(Layout coordinate data)
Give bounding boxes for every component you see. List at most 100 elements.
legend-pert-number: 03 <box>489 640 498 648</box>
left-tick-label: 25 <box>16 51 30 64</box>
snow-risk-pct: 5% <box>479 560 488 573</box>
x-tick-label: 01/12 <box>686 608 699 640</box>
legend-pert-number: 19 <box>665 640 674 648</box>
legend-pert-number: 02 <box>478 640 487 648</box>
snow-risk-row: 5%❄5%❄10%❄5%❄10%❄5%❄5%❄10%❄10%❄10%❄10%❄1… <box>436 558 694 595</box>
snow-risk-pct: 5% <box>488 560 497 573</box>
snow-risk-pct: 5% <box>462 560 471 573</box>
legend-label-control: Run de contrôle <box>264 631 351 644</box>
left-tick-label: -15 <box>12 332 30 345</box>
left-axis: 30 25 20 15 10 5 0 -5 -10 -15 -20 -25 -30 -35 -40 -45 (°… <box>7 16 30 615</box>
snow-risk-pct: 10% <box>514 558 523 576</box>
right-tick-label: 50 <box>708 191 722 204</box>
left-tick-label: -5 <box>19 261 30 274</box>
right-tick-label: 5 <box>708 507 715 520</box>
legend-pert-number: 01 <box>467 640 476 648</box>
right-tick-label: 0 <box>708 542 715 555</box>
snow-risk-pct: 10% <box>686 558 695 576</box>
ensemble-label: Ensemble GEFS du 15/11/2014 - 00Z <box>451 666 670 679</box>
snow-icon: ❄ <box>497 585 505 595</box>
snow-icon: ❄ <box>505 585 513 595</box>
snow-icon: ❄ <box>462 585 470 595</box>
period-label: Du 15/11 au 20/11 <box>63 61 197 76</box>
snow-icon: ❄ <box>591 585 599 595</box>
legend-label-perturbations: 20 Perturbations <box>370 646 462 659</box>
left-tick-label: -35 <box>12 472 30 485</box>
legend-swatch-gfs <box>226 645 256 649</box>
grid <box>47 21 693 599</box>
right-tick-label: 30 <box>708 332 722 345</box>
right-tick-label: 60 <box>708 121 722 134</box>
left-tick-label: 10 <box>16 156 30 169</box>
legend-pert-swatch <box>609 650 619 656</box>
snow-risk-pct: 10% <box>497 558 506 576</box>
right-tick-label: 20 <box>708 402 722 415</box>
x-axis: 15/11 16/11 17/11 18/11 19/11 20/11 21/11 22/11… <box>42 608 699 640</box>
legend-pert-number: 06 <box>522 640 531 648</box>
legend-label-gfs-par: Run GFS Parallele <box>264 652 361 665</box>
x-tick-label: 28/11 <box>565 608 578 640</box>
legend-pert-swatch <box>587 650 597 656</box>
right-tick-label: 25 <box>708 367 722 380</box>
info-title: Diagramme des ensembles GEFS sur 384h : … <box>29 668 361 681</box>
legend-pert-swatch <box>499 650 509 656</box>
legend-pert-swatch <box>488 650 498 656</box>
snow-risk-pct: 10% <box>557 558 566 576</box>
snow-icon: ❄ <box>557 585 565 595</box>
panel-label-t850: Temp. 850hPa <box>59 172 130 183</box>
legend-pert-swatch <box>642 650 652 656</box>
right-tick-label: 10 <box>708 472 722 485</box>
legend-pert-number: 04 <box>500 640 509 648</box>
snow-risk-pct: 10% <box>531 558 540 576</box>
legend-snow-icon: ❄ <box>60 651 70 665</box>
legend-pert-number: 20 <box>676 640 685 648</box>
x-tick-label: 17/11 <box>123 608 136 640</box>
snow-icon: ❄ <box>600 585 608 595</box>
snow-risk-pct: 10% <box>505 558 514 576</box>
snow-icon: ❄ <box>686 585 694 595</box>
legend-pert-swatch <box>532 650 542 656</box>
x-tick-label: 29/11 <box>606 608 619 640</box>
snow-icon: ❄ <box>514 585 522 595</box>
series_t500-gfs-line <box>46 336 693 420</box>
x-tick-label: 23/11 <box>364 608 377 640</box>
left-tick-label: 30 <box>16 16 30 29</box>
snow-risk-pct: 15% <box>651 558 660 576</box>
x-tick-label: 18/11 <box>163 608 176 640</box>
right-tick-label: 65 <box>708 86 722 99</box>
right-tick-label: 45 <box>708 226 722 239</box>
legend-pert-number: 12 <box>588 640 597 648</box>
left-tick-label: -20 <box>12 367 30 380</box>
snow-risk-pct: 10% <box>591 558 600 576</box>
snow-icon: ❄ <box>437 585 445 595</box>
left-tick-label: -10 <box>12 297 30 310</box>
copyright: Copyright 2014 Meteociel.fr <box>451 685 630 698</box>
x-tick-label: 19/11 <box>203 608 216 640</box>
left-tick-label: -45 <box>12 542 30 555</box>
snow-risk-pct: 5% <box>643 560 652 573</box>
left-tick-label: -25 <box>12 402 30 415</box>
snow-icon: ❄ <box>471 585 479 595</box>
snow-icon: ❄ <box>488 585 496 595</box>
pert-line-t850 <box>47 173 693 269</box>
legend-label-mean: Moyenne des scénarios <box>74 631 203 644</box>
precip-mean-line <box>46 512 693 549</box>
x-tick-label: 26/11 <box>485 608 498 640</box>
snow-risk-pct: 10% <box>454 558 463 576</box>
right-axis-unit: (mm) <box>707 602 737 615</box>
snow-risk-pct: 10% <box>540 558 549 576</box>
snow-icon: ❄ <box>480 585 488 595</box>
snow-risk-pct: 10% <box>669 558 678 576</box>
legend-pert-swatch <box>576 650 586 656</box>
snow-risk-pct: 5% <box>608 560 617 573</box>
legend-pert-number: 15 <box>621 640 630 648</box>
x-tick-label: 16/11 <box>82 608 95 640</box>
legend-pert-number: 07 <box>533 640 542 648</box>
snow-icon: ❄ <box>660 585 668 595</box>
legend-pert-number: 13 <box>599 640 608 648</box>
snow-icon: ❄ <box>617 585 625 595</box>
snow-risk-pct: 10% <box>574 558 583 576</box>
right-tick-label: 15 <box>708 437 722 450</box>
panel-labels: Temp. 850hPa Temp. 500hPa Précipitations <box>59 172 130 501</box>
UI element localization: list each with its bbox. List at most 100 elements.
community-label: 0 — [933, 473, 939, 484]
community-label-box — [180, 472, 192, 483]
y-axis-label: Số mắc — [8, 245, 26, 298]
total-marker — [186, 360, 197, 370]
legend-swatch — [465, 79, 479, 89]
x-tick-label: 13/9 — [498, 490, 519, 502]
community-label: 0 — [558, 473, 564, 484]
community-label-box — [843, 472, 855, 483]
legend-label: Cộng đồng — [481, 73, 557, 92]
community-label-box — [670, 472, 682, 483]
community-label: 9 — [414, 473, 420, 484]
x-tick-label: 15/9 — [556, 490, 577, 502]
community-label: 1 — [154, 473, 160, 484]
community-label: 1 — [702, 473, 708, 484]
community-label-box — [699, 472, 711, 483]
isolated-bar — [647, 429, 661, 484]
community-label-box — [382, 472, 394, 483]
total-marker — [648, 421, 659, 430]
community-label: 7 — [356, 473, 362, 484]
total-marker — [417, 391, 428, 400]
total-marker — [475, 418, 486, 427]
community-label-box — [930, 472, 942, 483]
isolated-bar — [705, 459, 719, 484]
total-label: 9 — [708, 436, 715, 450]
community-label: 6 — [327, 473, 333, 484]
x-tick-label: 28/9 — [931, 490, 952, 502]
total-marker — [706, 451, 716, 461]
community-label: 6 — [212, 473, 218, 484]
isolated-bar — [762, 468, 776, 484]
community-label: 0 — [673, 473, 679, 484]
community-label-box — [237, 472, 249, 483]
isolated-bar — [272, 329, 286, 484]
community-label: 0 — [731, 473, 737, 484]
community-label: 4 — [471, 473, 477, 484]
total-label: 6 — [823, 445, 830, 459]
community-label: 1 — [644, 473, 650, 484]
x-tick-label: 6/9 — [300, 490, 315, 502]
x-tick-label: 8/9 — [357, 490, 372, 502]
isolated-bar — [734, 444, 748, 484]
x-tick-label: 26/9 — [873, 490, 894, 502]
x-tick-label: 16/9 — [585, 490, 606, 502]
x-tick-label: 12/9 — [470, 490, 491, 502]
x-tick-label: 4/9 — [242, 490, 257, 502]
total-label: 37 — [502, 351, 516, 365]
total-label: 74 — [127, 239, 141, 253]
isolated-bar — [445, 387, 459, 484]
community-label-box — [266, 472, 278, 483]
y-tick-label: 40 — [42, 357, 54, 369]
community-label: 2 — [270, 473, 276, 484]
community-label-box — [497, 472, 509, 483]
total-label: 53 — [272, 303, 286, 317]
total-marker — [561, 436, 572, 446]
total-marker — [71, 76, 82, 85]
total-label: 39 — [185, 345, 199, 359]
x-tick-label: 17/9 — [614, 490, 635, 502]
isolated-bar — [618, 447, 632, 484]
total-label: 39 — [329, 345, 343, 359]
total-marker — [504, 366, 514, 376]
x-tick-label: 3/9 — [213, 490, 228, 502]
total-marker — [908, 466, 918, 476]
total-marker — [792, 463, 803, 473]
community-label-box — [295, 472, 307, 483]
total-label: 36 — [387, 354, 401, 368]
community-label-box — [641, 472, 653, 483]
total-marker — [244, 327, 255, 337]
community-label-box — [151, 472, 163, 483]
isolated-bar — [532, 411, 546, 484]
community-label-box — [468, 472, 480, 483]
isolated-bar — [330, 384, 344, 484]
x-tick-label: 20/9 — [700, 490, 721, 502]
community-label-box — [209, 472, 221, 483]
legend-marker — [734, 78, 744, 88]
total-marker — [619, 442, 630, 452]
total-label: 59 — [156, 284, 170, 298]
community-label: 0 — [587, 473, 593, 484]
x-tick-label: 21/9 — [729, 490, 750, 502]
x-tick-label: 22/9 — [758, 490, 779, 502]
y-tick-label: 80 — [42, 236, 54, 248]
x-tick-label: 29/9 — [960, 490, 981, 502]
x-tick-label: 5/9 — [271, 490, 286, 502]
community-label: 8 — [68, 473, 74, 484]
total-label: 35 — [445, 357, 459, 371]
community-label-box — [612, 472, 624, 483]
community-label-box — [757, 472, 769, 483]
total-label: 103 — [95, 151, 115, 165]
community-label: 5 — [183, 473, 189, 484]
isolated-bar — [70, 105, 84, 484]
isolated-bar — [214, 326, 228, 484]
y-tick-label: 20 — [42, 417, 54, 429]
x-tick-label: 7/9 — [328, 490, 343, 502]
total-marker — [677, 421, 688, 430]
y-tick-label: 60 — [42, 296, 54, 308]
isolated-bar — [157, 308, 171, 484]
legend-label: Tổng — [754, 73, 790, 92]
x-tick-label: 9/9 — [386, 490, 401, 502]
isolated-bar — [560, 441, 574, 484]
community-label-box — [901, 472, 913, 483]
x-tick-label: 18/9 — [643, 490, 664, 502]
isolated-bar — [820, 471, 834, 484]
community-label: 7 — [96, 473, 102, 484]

* Prompt
Recast the rows from the very first line through the line with "x-tick-label: 01/12 <box>686", that line included, as a JSON list of strings with one string per line and no blank lines.

* Written answer
[
  "Give bounding boxes for every component you see. List at most 100 elements.",
  "legend-pert-number: 03 <box>489 640 498 648</box>",
  "left-tick-label: 25 <box>16 51 30 64</box>",
  "snow-risk-pct: 5% <box>479 560 488 573</box>",
  "x-tick-label: 01/12 <box>686 608 699 640</box>"
]